**Aim of the task:** Tally up the lines that include "progetto" and state that number by itself.

= = = =

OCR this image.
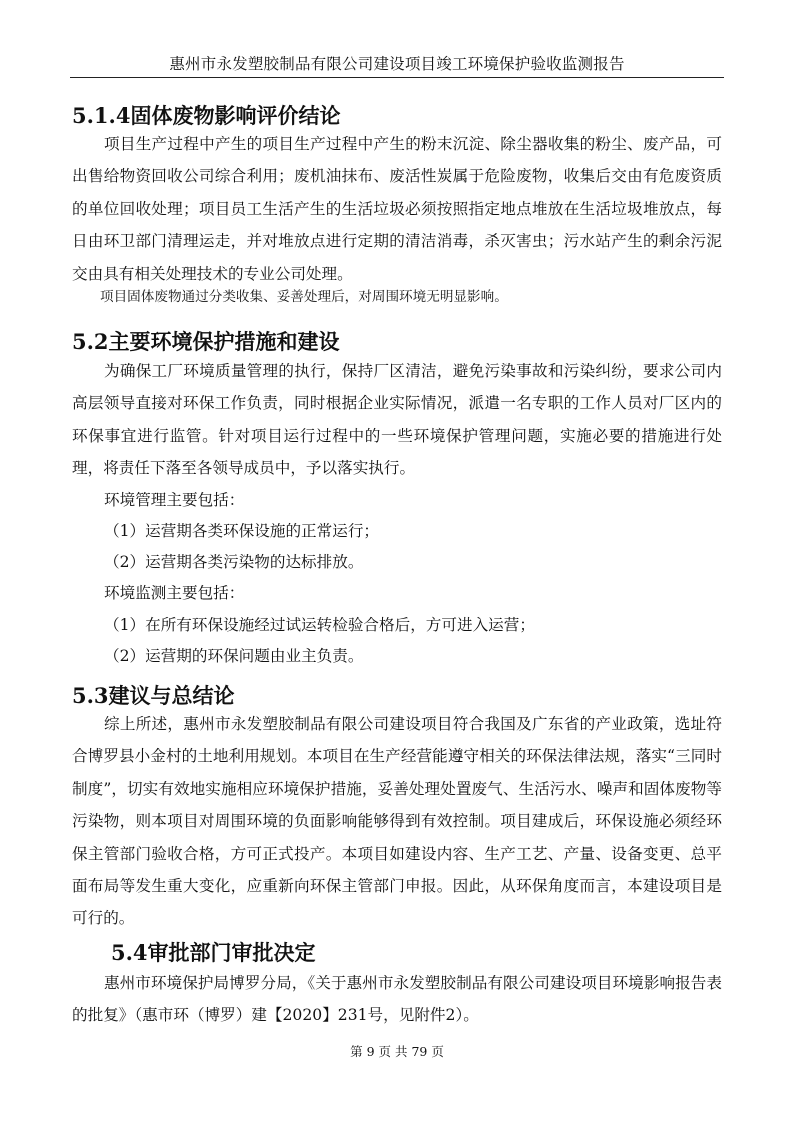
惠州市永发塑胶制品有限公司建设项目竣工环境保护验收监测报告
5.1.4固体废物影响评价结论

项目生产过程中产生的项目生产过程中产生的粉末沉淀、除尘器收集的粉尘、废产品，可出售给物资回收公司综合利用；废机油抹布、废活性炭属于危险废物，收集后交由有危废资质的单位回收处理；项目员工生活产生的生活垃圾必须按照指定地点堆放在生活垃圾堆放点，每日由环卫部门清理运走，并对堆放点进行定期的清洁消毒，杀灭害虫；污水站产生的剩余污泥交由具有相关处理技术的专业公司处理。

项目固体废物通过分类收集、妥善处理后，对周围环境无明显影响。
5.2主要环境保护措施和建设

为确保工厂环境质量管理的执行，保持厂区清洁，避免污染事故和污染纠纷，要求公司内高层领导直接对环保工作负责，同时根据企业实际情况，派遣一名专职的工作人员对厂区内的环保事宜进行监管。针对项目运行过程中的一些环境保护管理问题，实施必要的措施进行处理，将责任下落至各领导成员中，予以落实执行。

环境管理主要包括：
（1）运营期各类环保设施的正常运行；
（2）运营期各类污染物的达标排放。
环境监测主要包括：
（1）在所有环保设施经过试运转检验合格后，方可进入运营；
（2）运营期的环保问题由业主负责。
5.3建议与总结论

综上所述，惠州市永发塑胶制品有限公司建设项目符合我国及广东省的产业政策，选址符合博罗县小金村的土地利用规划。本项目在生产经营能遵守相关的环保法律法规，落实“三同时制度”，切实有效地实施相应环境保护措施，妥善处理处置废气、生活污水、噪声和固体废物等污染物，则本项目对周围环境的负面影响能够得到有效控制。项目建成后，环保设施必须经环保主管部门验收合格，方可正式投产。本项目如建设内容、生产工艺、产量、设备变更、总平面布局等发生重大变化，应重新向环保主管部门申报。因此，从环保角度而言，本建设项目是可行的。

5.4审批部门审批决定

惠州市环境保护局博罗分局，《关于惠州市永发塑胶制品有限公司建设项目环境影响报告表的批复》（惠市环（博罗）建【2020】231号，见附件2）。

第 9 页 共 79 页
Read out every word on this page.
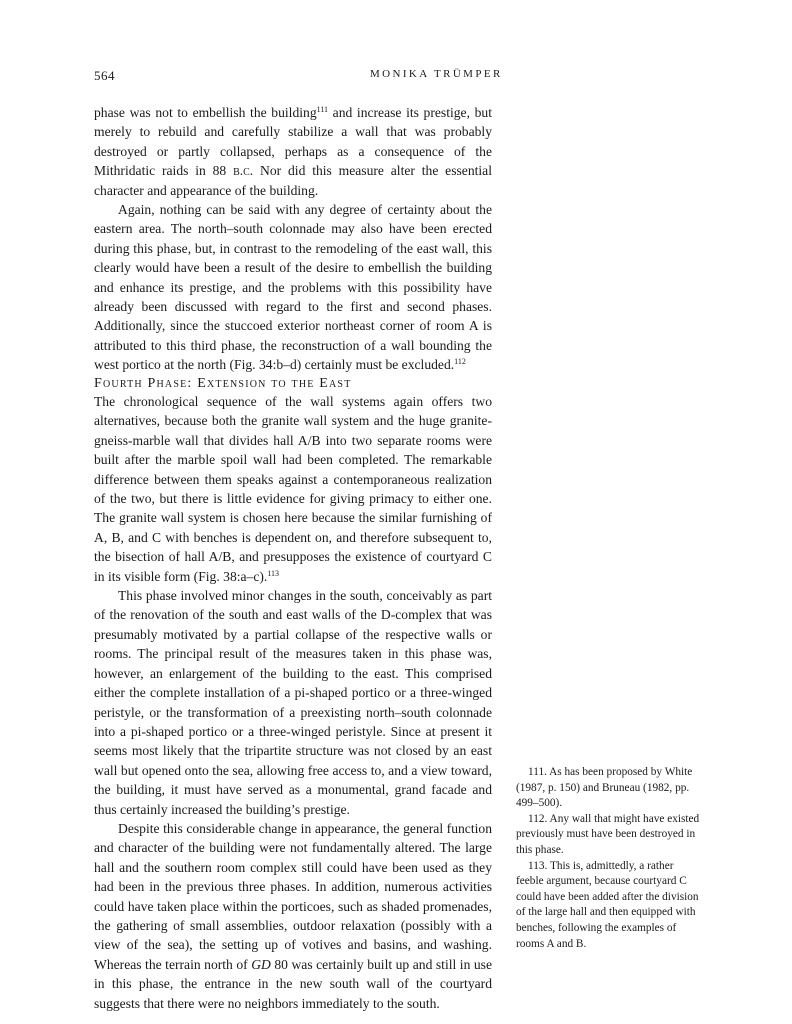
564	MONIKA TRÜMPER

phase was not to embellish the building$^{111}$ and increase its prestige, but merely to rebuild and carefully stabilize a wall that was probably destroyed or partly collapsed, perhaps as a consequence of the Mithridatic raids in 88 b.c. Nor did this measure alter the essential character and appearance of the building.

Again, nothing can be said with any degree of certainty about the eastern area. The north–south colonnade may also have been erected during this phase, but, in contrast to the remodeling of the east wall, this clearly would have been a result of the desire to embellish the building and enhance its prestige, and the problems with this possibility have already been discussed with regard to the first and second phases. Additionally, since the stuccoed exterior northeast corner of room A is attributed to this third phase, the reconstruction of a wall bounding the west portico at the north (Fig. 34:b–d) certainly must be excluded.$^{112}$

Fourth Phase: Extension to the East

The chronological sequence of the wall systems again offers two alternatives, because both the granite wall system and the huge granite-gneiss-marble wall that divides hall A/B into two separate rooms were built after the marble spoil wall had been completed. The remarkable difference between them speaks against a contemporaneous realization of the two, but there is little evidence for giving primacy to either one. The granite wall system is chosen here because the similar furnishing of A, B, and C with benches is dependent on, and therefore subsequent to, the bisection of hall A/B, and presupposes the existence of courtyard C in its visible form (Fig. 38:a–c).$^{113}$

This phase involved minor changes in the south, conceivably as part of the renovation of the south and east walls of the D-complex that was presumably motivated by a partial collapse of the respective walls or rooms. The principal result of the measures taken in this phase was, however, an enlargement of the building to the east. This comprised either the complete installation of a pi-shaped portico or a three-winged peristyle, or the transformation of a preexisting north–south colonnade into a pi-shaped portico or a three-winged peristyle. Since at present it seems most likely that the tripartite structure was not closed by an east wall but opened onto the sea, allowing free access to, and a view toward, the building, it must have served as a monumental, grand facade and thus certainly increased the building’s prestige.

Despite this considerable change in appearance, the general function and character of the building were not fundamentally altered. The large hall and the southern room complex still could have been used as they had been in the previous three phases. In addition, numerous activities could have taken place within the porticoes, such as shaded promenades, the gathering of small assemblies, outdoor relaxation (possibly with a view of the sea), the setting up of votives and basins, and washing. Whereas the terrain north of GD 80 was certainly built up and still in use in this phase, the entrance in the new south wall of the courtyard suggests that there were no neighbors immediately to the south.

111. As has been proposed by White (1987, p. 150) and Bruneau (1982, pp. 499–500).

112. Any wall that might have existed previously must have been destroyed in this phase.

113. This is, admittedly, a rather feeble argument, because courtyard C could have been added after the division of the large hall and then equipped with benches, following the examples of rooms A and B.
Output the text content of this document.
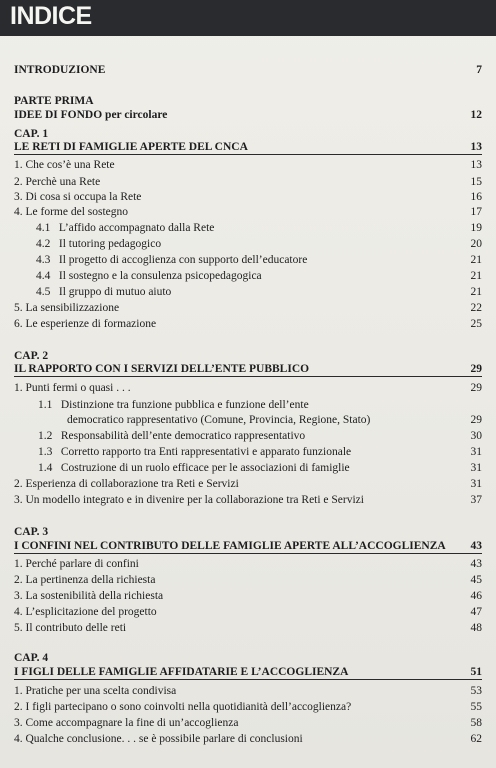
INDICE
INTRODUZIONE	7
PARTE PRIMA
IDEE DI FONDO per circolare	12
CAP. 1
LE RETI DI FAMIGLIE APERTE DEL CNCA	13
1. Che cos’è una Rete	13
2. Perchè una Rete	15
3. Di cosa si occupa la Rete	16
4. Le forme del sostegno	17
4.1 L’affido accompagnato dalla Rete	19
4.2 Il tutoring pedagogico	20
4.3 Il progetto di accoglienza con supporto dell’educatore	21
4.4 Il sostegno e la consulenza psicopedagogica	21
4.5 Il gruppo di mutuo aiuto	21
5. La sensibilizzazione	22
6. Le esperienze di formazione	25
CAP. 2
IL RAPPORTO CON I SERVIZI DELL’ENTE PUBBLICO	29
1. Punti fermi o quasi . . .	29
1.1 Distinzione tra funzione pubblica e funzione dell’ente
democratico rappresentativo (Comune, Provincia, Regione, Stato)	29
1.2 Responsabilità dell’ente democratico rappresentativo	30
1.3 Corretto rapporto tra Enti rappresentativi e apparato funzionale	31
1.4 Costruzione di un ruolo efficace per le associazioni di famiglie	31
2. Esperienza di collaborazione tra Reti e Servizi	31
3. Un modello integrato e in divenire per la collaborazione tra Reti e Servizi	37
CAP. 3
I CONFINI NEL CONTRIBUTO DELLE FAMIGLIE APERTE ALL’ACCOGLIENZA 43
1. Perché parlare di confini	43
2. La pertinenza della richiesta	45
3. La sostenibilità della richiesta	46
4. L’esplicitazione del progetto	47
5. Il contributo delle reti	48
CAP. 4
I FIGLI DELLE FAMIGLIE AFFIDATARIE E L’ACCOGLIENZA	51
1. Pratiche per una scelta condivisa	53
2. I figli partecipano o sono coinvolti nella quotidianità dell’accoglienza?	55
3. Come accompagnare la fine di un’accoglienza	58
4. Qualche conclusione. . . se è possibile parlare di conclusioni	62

= = = =

**Full response:** 2